Exercise requirements — Output the full listing below exactly as it reads, and skip anything that is a picture.

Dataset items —
● ● ● ● ●
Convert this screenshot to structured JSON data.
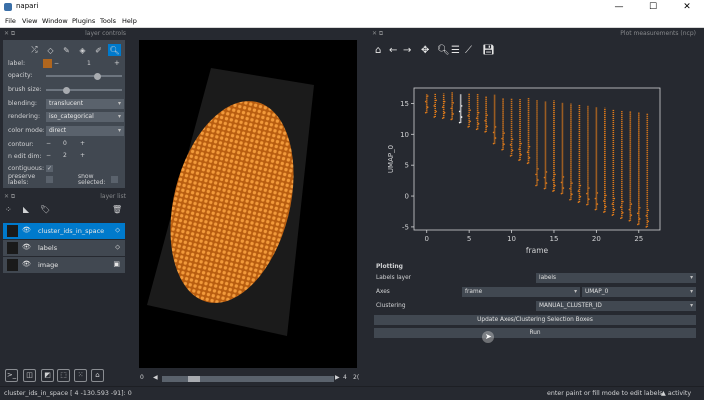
{
  "window": {
    "title": "napari",
    "minimize": "—",
    "maximize": "☐",
    "close": "✕"
  },
  "menu": [
    "File",
    "View",
    "Window",
    "Plugins",
    "Tools",
    "Help"
  ],
  "left_dock": {
    "controls_title": "layer controls",
    "list_title": "layer list",
    "label_value": "1",
    "label_color": "#b0661e",
    "controls": {
      "label": "label:",
      "opacity": "opacity:",
      "brush": "brush size:",
      "blending": "blending:",
      "blending_value": "translucent",
      "rendering": "rendering:",
      "rendering_value": "iso_categorical",
      "color_mode": "color mode:",
      "color_mode_value": "direct",
      "contour": "contour:",
      "contour_value": "0",
      "n_edit_dim": "n edit dim:",
      "n_edit_dim_value": "2",
      "contiguous": "contiguous:",
      "preserve": "preserve labels:",
      "show_selected": "show selected:"
    },
    "layers": [
      {
        "name": "cluster_ids_in_space",
        "selected": true
      },
      {
        "name": "labels",
        "selected": false
      },
      {
        "name": "image",
        "selected": false
      }
    ]
  },
  "dims": {
    "play": "◀",
    "value": "4",
    "max": "2("
  },
  "right_dock": {
    "title": "Plot measurements (ncp)",
    "plot_xlabel": "frame",
    "plot_ylabel": "UMAP_0",
    "plotting_header": "Plotting",
    "labels_layer_label": "Labels layer",
    "labels_layer_value": "labels",
    "axes_label": "Axes",
    "axes_x_value": "frame",
    "axes_y_value": "UMAP_0",
    "clustering_label": "Clustering",
    "clustering_value": "MANUAL_CLUSTER_ID",
    "update_button": "Update Axes/Clustering Selection Boxes",
    "run_button": "Run"
  },
  "status": {
    "left": "cluster_ids_in_space [ 4 -130.593 -91]: 0",
    "right": "enter paint or fill mode to edit labels",
    "activity": "▲ activity"
  },
  "chart_data": {
    "type": "scatter",
    "xlabel": "frame",
    "ylabel": "UMAP_0",
    "xlim": [
      -1.5,
      27.5
    ],
    "ylim": [
      -5.5,
      17.5
    ],
    "xticks": [
      0,
      5,
      10,
      15,
      20,
      25
    ],
    "yticks": [
      -5,
      0,
      5,
      10,
      15
    ],
    "colors": {
      "points": "#e07b1a",
      "highlight": "#ffffff",
      "axes_bg": "#262930",
      "text": "#d1d2d4"
    },
    "highlighted_frame": 4,
    "series": [
      {
        "x": [
          0,
          1,
          2,
          3,
          4,
          5,
          6,
          7,
          8,
          9,
          10,
          11,
          12,
          13,
          14,
          15,
          16,
          17,
          18,
          19,
          20,
          21,
          22,
          23,
          24,
          25,
          26
        ],
        "ymin": [
          13.5,
          12.8,
          12.6,
          12.4,
          11.9,
          11.2,
          10.8,
          10.4,
          8.5,
          7.5,
          6.5,
          5.8,
          5.3,
          1.7,
          1.2,
          0.8,
          0.4,
          -0.6,
          -1.0,
          -1.4,
          -2.2,
          -2.6,
          -3.1,
          -3.6,
          -4.0,
          -4.6,
          -5.0
        ],
        "ymax": [
          16.5,
          16.7,
          16.6,
          16.8,
          16.5,
          16.6,
          16.5,
          16.2,
          16.4,
          15.9,
          15.8,
          15.7,
          15.9,
          15.6,
          15.3,
          15.5,
          15.1,
          15.0,
          14.8,
          14.6,
          14.4,
          14.3,
          14.1,
          13.9,
          13.7,
          13.6,
          13.4
        ]
      }
    ]
  }
}
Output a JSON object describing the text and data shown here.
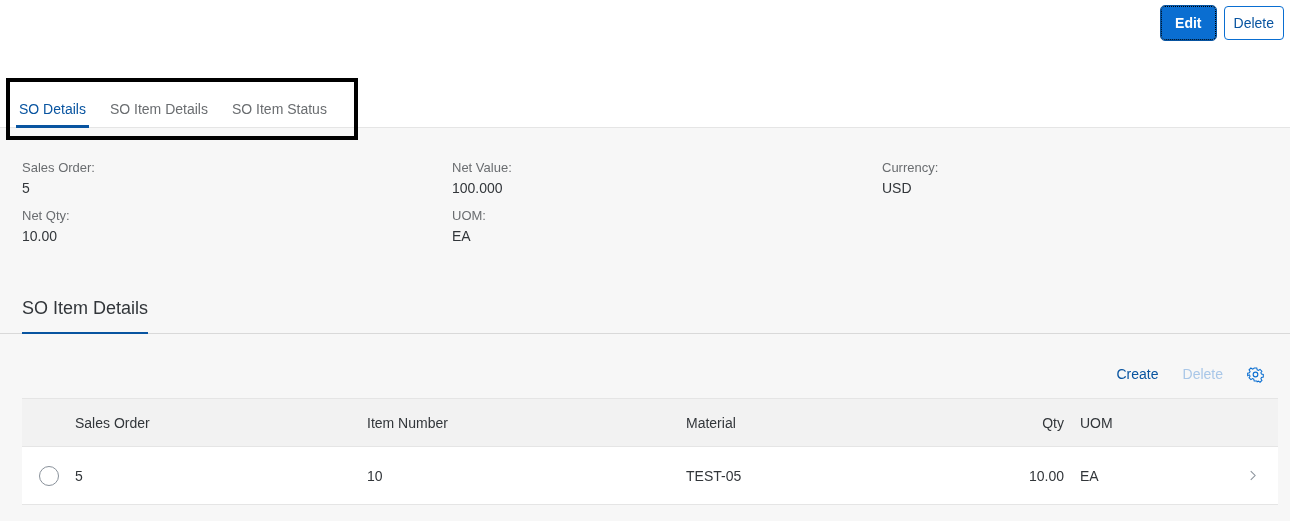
● ● ● ● ●
Full response —
Convert this screenshot to structured JSON data.
{
  "window": {
    "title": "napari",
    "minimize": "—",
    "maximize": "☐",
    "close": "✕"
  },
  "menu": [
    "File",
    "View",
    "Window",
    "Plugins",
    "Tools",
    "Help"
  ],
  "left_dock": {
    "controls_title": "layer controls",
    "list_title": "layer list",
    "label_value": "1",
    "label_color": "#b0661e",
    "controls": {
      "label": "label:",
      "opacity": "opacity:",
      "brush": "brush size:",
      "blending": "blending:",
      "blending_value": "translucent",
      "rendering": "rendering:",
      "rendering_value": "iso_categorical",
      "color_mode": "color mode:",
      "color_mode_value": "direct",
      "contour": "contour:",
      "contour_value": "0",
      "n_edit_dim": "n edit dim:",
      "n_edit_dim_value": "2",
      "contiguous": "contiguous:",
      "preserve": "preserve labels:",
      "show_selected": "show selected:"
    },
    "layers": [
      {
        "name": "cluster_ids_in_space",
        "selected": true
      },
      {
        "name": "labels",
        "selected": false
      },
      {
        "name": "image",
        "selected": false
      }
    ]
  },
  "dims": {
    "play": "◀",
    "value": "4",
    "max": "2("
  },
  "right_dock": {
    "title": "Plot measurements (ncp)",
    "plot_xlabel": "frame",
    "plot_ylabel": "UMAP_0",
    "plotting_header": "Plotting",
    "labels_layer_label": "Labels layer",
    "labels_layer_value": "labels",
    "axes_label": "Axes",
    "axes_x_value": "frame",
    "axes_y_value": "UMAP_0",
    "clustering_label": "Clustering",
    "clustering_value": "MANUAL_CLUSTER_ID",
    "update_button": "Update Axes/Clustering Selection Boxes",
    "run_button": "Run"
  },
  "status": {
    "left": "cluster_ids_in_space [ 4 -130.593 -91]: 0",
    "right": "enter paint or fill mode to edit labels",
    "activity": "▲ activity"
  },
  "chart_data": {
    "type": "scatter",
    "xlabel": "frame",
    "ylabel": "UMAP_0",
    "xlim": [
      -1.5,
      27.5
    ],
    "ylim": [
      -5.5,
      17.5
    ],
    "xticks": [
      0,
      5,
      10,
      15,
      20,
      25
    ],
    "yticks": [
      -5,
      0,
      5,
      10,
      15
    ],
    "colors": {
      "points": "#e07b1a",
      "highlight": "#ffffff",
      "axes_bg": "#262930",
      "text": "#d1d2d4"
    },
    "highlighted_frame": 4,
    "series": [
      {
        "x": [
          0,
          1,
          2,
          3,
          4,
          5,
          6,
          7,
          8,
          9,
          10,
          11,
          12,
          13,
          14,
          15,
          16,
          17,
          18,
          19,
          20,
          21,
          22,
          23,
          24,
          25,
          26
        ],
        "ymin": [
          13.5,
          12.8,
          12.6,
          12.4,
          11.9,
          11.2,
          10.8,
          10.4,
          8.5,
          7.5,
          6.5,
          5.8,
          5.3,
          1.7,
          1.2,
          0.8,
          0.4,
          -0.6,
          -1.0,
          -1.4,
          -2.2,
          -2.6,
          -3.1,
          -3.6,
          -4.0,
          -4.6,
          -5.0
        ],
        "ymax": [
          16.5,
          16.7,
          16.6,
          16.8,
          16.5,
          16.6,
          16.5,
          16.2,
          16.4,
          15.9,
          15.8,
          15.7,
          15.9,
          15.6,
          15.3,
          15.5,
          15.1,
          15.0,
          14.8,
          14.6,
          14.4,
          14.3,
          14.1,
          13.9,
          13.7,
          13.6,
          13.4
        ]
      }
    ]
  }
}
Output a JSON object describing the text and data shown here.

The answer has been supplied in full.